AIM OF THE TASK - Copy out all the lines in the records that include the word "WindowsPowerShell".

>> begin PROVIDED ENTRIES

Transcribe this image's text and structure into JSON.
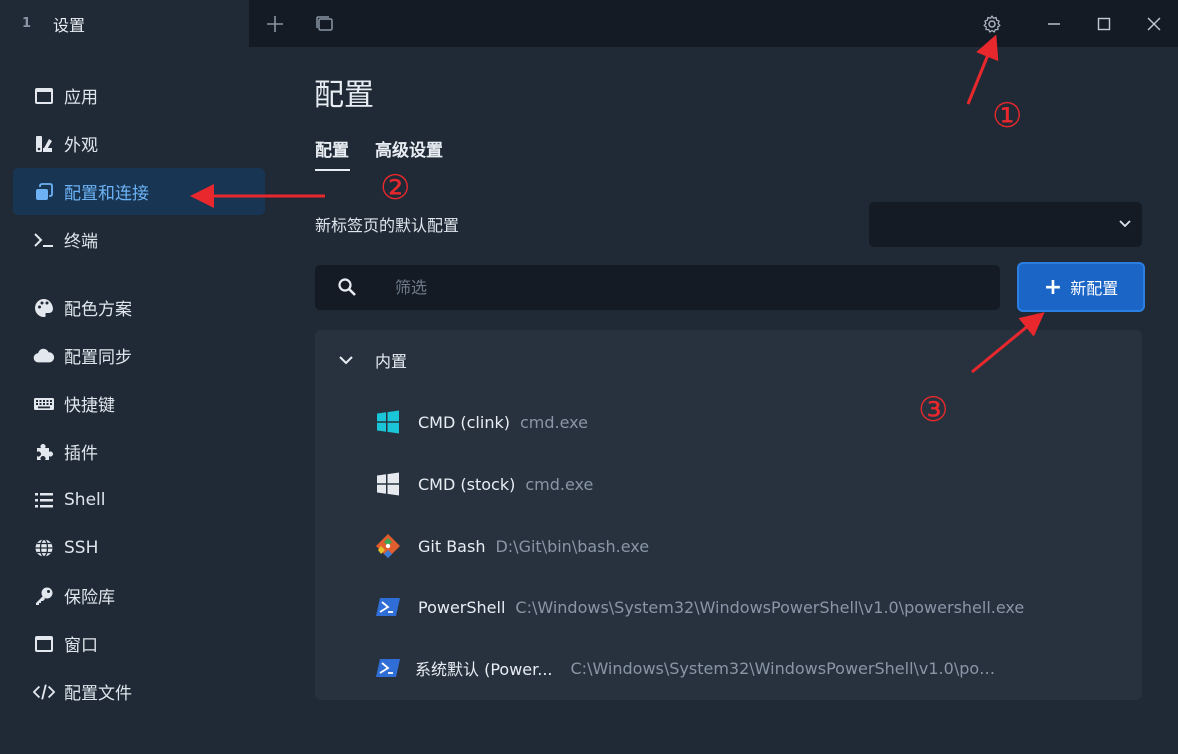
{
  "titlebar": {
    "tab_number": "1",
    "tab_title": "设置"
  },
  "sidebar": {
    "items": [
      {
        "label": "应用",
        "icon": "window-icon"
      },
      {
        "label": "外观",
        "icon": "brush-icon"
      },
      {
        "label": "配置和连接",
        "icon": "profiles-icon"
      },
      {
        "label": "终端",
        "icon": "terminal-icon"
      },
      {
        "label": "配色方案",
        "icon": "palette-icon"
      },
      {
        "label": "配置同步",
        "icon": "cloud-icon"
      },
      {
        "label": "快捷键",
        "icon": "keyboard-icon"
      },
      {
        "label": "插件",
        "icon": "puzzle-icon"
      },
      {
        "label": "Shell",
        "icon": "list-icon"
      },
      {
        "label": "SSH",
        "icon": "globe-icon"
      },
      {
        "label": "保险库",
        "icon": "key-icon"
      },
      {
        "label": "窗口",
        "icon": "window-icon"
      },
      {
        "label": "配置文件",
        "icon": "code-icon"
      }
    ],
    "active_index": 2
  },
  "main": {
    "title": "配置",
    "tabs": [
      {
        "label": "配置",
        "active": true
      },
      {
        "label": "高级设置",
        "active": false
      }
    ],
    "default_profile_label": "新标签页的默认配置",
    "default_profile_value": "",
    "filter_placeholder": "筛选",
    "new_profile_label": "新配置",
    "group": {
      "label": "内置",
      "profiles": [
        {
          "name": "CMD (clink)",
          "command": "cmd.exe",
          "icon": "windows-icon",
          "color": "#19c5d6"
        },
        {
          "name": "CMD (stock)",
          "command": "cmd.exe",
          "icon": "windows-icon",
          "color": "#e6eaee"
        },
        {
          "name": "Git Bash",
          "command": "D:\\Git\\bin\\bash.exe",
          "icon": "git-icon",
          "color": "#e05d2e"
        },
        {
          "name": "PowerShell",
          "command": "C:\\Windows\\System32\\WindowsPowerShell\\v1.0\\powershell.exe",
          "icon": "powershell-icon",
          "color": "#2f6ed6"
        },
        {
          "name": "系统默认 (Power...",
          "command": "C:\\Windows\\System32\\WindowsPowerShell\\v1.0\\power...",
          "icon": "powershell-icon",
          "color": "#2f6ed6"
        }
      ]
    }
  },
  "annotations": {
    "one": "①",
    "two": "②",
    "three": "③",
    "color": "#e8282c"
  }
}
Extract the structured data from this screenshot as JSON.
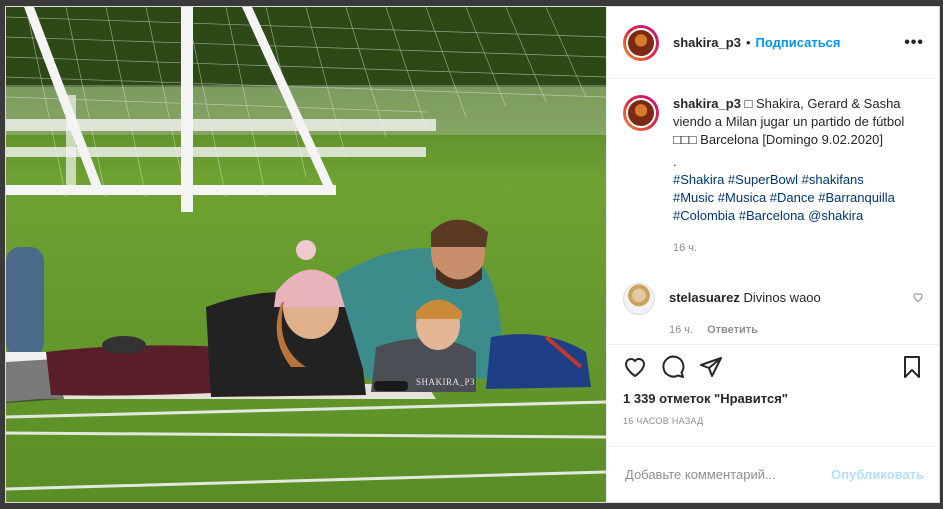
{
  "post": {
    "username": "shakira_p3",
    "separator": "•",
    "follow_label": "Подписаться",
    "more_label": "•••",
    "caption": {
      "username": "shakira_p3",
      "text": " □ Shakira, Gerard & Sasha viendo a Milan jugar un partido de fútbol □□□ Barcelona [Domingo 9.02.2020]",
      "dot": ".",
      "hashtags_line1": "#Shakira #SuperBowl #shakifans",
      "hashtags_line2": "#Music #Musica #Dance #Barranquilla",
      "hashtags_line3": "#Colombia #Barcelona @shakira",
      "time": "16 ч."
    },
    "comment": {
      "username": "stelasuarez",
      "text": " Divinos waoo",
      "time": "16 ч.",
      "reply_label": "Ответить"
    },
    "likes": "1 339 отметок \"Нравится\"",
    "posted_ago": "16 ЧАСОВ НАЗАД",
    "add_comment_placeholder": "Добавьте комментарий...",
    "publish_label": "Опубликовать",
    "photo_watermark": "SHAKIRA_P3"
  },
  "icons": {
    "like": "heart-icon",
    "comment": "comment-icon",
    "share": "paper-plane-icon",
    "save": "bookmark-icon"
  },
  "colors": {
    "link": "#0095f6",
    "hashtag": "#00376b",
    "muted": "#8e8e8e",
    "publish_disabled": "#b2dffc"
  }
}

>> end PROVIDED ENTRIES

THE SOLUTION -
          "command": "C:\\Windows\\System32\\WindowsPowerShell\\v1.0\\powershell.exe",
          "command": "C:\\Windows\\System32\\WindowsPowerShell\\v1.0\\power...",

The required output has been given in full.